---------- Given records

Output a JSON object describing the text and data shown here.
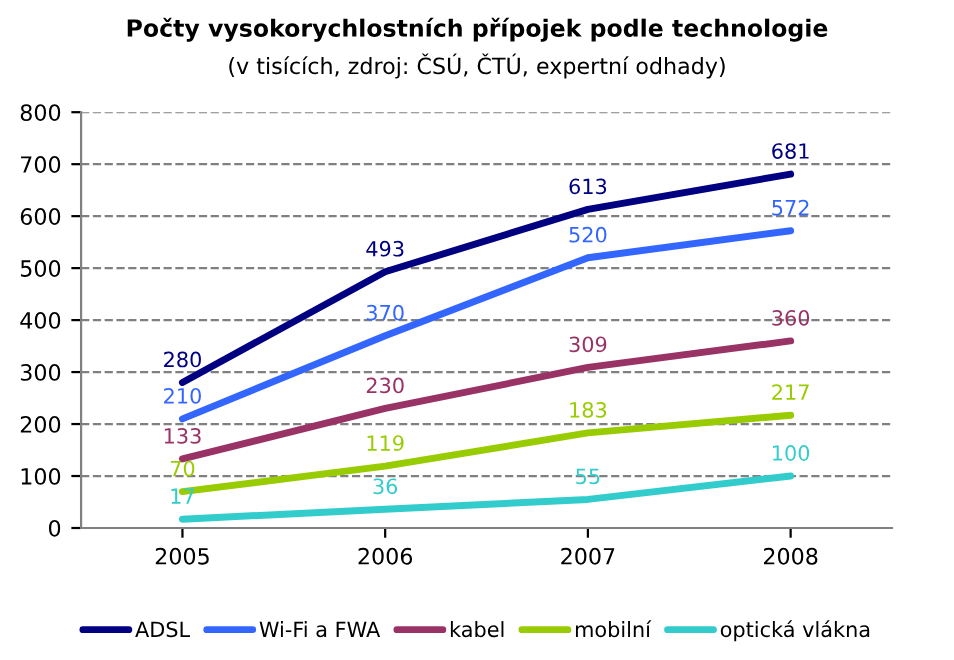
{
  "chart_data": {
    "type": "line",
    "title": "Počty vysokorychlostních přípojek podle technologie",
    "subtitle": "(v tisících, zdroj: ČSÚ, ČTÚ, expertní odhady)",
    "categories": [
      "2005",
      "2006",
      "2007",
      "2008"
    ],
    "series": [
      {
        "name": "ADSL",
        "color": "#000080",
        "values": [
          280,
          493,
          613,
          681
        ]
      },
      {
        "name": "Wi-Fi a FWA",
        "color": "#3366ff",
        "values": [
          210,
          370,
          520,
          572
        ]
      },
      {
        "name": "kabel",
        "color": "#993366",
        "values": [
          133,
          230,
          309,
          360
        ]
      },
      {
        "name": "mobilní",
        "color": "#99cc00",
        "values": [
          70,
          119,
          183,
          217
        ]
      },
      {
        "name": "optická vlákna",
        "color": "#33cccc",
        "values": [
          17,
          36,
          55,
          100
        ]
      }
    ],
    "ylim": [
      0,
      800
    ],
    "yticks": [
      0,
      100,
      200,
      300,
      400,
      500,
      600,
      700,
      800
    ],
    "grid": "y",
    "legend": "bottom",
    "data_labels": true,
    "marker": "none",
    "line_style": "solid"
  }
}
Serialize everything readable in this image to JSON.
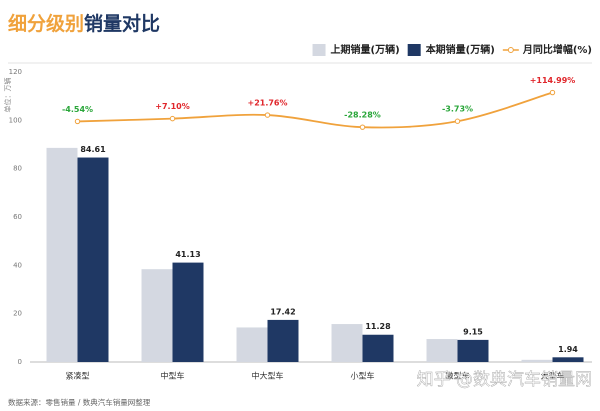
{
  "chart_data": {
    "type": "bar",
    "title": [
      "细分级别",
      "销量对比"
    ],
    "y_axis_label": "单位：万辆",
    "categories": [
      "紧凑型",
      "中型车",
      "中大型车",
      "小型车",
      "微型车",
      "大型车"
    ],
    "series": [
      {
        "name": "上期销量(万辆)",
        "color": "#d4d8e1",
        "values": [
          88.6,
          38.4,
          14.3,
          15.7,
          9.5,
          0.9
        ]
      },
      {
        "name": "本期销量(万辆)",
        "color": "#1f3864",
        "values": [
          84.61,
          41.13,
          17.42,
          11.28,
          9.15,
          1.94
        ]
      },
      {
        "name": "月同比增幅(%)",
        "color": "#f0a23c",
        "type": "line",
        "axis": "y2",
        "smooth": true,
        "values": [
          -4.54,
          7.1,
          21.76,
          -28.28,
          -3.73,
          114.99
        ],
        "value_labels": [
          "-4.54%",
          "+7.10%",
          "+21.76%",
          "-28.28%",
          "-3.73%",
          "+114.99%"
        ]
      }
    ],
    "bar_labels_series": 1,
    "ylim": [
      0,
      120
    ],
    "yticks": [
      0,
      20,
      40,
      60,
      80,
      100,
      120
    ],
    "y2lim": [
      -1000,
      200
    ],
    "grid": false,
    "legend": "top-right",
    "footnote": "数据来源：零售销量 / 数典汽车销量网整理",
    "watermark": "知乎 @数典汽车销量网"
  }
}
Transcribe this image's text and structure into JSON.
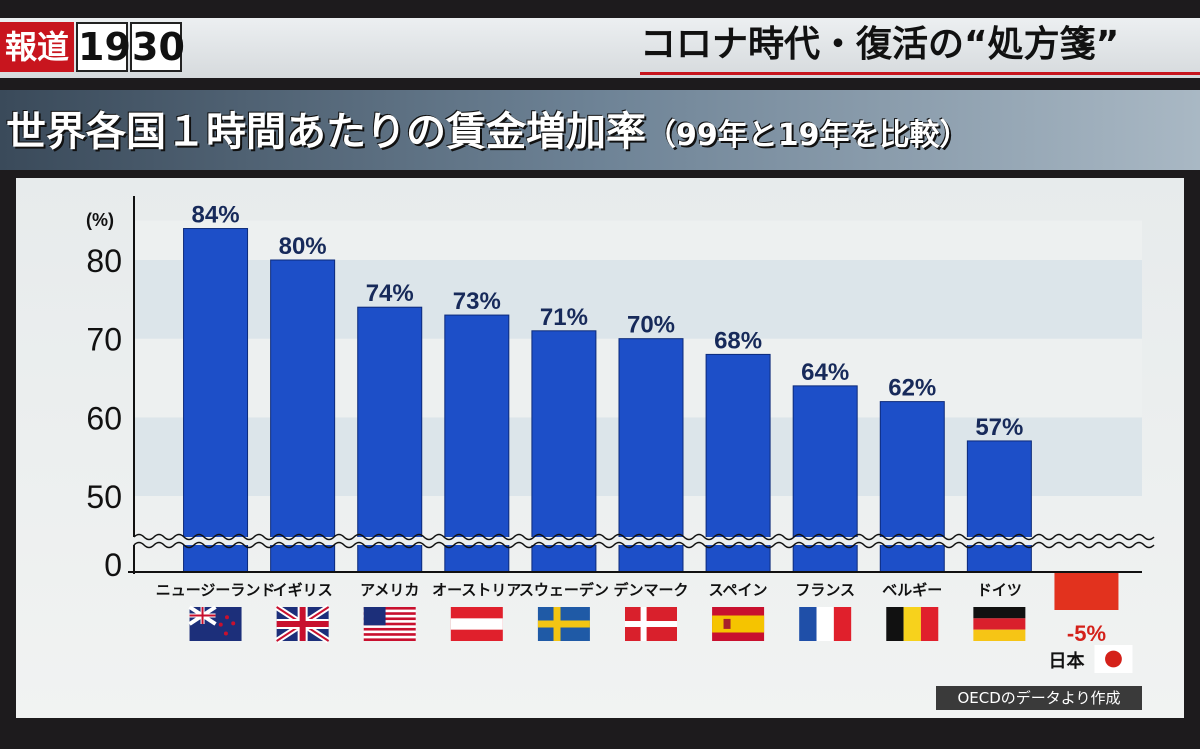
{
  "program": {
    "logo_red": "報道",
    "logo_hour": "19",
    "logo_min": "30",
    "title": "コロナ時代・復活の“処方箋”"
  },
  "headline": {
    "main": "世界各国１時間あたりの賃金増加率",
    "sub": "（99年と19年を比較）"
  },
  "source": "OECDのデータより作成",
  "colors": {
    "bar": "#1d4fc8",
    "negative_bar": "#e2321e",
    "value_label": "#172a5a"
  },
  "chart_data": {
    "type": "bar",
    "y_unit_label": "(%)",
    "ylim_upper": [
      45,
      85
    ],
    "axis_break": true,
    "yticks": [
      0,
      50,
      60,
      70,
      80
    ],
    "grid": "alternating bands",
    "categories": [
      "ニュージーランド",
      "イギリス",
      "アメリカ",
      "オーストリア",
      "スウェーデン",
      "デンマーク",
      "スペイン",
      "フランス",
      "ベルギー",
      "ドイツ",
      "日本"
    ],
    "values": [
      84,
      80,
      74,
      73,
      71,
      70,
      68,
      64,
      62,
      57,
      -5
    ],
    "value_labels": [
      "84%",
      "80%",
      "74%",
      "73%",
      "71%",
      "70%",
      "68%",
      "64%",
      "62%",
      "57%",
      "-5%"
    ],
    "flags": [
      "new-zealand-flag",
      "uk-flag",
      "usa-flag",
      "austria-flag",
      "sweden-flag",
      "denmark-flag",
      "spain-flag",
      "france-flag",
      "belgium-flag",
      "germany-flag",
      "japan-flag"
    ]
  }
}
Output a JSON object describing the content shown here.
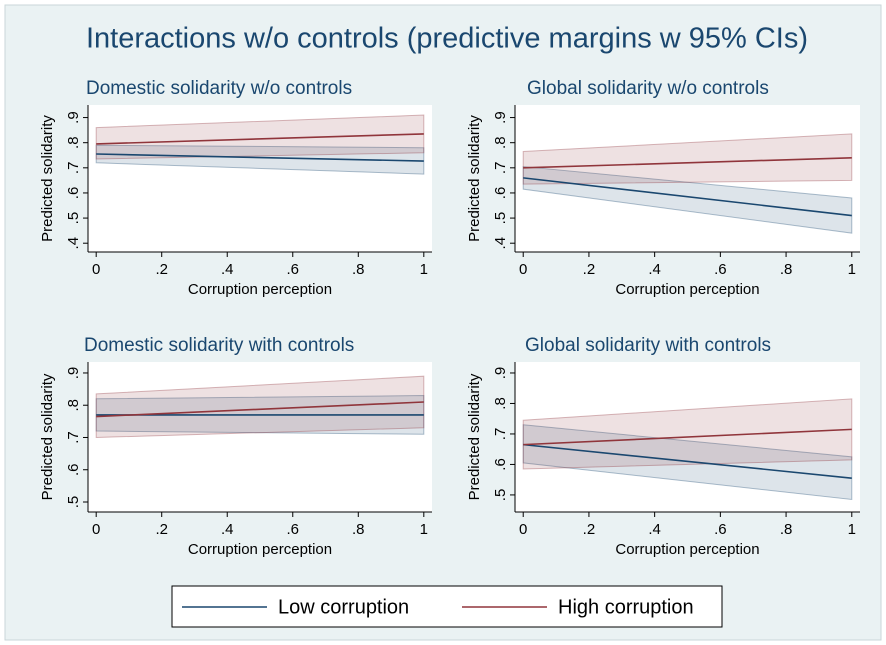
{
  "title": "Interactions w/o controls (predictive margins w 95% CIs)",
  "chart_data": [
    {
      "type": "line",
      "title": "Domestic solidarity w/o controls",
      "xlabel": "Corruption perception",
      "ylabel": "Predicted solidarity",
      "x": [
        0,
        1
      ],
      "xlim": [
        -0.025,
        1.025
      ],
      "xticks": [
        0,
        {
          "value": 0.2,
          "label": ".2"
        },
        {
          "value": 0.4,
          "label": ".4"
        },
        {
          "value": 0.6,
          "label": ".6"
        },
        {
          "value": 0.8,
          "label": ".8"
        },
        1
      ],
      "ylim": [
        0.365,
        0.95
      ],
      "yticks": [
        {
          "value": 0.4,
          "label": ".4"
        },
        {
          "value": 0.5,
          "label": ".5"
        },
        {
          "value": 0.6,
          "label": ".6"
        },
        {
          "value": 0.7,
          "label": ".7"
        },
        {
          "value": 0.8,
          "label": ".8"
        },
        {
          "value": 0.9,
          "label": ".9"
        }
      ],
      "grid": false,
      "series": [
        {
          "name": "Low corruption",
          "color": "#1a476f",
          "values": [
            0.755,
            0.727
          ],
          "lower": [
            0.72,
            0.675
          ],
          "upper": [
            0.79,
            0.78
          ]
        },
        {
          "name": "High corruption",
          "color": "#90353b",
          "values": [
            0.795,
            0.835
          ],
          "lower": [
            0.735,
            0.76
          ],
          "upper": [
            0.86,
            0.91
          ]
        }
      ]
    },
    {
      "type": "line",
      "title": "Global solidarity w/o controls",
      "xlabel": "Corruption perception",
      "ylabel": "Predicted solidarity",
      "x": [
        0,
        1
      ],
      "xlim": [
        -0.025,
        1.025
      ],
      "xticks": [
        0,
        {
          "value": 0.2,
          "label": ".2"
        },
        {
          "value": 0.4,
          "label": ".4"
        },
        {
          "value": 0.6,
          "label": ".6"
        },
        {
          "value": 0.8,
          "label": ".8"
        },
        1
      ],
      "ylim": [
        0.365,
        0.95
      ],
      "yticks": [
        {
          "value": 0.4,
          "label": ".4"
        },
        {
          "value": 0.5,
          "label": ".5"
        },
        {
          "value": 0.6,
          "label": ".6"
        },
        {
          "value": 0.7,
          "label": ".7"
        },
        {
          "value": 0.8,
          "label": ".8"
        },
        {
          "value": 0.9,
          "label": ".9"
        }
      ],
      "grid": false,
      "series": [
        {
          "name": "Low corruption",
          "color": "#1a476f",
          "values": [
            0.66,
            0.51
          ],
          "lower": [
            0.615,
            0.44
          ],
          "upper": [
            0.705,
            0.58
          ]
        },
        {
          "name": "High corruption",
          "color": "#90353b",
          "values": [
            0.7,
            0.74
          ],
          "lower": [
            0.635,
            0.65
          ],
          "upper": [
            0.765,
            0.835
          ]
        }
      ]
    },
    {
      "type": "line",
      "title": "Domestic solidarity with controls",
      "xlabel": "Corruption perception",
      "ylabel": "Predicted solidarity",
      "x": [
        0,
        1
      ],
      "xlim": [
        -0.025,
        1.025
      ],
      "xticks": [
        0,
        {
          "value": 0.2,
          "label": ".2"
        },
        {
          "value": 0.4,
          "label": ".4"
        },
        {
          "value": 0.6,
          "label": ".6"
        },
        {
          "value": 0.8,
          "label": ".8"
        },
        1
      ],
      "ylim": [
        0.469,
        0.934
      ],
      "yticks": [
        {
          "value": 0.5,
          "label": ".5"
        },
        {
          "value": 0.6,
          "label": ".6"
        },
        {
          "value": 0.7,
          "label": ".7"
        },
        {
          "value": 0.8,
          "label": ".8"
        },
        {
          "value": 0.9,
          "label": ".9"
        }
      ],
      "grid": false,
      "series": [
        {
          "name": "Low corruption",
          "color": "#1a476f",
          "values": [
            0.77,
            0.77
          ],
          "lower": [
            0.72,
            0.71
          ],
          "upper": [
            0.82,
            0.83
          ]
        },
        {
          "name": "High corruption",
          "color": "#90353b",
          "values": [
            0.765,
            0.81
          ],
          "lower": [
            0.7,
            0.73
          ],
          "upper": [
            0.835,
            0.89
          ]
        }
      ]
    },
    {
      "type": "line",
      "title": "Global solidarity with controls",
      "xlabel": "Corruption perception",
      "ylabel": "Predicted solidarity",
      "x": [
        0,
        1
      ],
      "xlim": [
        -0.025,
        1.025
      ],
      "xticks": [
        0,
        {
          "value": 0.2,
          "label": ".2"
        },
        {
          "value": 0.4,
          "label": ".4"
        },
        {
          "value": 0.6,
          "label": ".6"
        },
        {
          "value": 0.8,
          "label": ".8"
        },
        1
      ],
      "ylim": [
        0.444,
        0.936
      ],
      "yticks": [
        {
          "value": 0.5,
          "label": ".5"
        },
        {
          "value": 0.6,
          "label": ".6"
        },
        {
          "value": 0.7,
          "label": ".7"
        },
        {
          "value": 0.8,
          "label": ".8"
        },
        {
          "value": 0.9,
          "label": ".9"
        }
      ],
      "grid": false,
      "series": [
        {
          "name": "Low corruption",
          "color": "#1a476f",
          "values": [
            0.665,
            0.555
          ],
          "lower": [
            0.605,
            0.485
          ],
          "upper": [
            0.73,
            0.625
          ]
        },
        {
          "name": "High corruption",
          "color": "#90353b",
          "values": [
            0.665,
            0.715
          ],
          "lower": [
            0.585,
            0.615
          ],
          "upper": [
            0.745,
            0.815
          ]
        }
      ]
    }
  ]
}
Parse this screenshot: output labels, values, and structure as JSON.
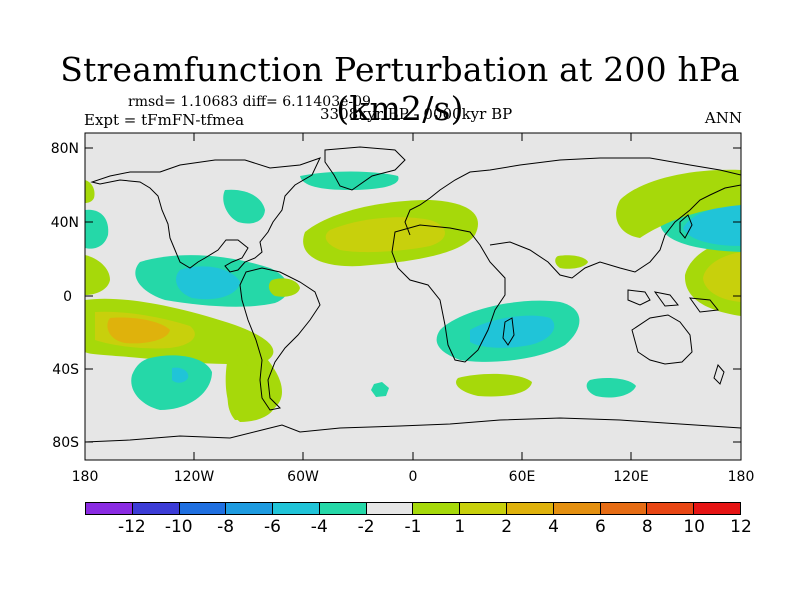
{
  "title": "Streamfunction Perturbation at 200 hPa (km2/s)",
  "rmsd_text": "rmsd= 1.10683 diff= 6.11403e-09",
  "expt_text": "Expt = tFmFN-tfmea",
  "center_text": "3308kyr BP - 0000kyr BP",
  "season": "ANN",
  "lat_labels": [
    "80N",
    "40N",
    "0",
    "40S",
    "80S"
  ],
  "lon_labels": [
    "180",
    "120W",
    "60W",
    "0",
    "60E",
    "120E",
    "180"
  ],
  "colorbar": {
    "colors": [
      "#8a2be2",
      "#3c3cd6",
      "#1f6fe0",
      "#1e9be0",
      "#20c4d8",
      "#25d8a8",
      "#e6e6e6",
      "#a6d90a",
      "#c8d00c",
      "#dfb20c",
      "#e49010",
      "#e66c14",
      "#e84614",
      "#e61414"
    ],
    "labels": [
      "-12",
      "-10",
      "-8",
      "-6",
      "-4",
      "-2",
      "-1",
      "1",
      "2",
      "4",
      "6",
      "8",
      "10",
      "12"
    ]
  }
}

--------------------

--- Aim ---
Return each line among the entries that holds the word "describing".

--- Reply to the task ---
Output a JSON object describing the text and data shown here.
Output a JSON object describing the content shown here.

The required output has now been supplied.